### Data extract:
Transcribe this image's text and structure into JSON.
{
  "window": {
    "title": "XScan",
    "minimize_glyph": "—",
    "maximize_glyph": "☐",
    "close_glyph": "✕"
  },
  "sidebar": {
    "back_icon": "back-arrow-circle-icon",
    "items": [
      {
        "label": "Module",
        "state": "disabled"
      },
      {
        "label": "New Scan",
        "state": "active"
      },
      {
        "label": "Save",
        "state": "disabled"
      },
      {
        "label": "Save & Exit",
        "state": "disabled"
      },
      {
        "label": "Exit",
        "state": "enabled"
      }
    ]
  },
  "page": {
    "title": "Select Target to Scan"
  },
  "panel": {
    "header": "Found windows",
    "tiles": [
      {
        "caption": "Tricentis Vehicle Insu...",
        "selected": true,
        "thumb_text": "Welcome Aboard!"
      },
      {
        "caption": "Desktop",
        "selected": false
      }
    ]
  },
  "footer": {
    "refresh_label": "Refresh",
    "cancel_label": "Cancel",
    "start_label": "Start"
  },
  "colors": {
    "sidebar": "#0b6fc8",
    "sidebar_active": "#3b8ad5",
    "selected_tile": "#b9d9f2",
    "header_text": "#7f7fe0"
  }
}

### Problem description:
Every entry must be quoted exactly as it appears above.

### Exercise solution:
Transcribe this image's text and structure into JSON.
{
  "window": {
    "title": "XScan",
    "minimize_glyph": "—",
    "maximize_glyph": "☐",
    "close_glyph": "✕"
  },
  "sidebar": {
    "back_icon": "back-arrow-circle-icon",
    "items": [
      {
        "label": "Module",
        "state": "disabled"
      },
      {
        "label": "New Scan",
        "state": "active"
      },
      {
        "label": "Save",
        "state": "disabled"
      },
      {
        "label": "Save & Exit",
        "state": "disabled"
      },
      {
        "label": "Exit",
        "state": "enabled"
      }
    ]
  },
  "page": {
    "title": "Select Target to Scan"
  },
  "panel": {
    "header": "Found windows",
    "tiles": [
      {
        "caption": "Tricentis Vehicle Insu...",
        "selected": true,
        "thumb_text": "Welcome Aboard!"
      },
      {
        "caption": "Desktop",
        "selected": false
      }
    ]
  },
  "footer": {
    "refresh_label": "Refresh",
    "cancel_label": "Cancel",
    "start_label": "Start"
  },
  "colors": {
    "sidebar": "#0b6fc8",
    "sidebar_active": "#3b8ad5",
    "selected_tile": "#b9d9f2",
    "header_text": "#7f7fe0"
  }
}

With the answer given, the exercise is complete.